» Items:
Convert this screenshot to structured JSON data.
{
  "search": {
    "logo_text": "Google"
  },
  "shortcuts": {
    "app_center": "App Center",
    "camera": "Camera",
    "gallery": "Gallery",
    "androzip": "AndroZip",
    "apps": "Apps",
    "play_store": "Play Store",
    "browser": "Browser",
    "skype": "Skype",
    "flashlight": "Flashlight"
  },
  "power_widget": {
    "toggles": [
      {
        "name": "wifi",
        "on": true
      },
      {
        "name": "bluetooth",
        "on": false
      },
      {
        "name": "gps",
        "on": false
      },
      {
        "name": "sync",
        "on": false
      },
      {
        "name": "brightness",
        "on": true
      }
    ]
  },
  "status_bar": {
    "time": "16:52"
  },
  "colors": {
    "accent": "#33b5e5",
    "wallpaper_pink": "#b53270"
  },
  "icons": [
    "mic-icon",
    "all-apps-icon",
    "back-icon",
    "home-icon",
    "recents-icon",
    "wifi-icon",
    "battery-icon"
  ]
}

» Short task: Copy down every line of the material above that includes the string "name".

» Task result:
        "name": "wifi",
        "name": "bluetooth",
        "name": "gps",
        "name": "sync",
        "name": "brightness",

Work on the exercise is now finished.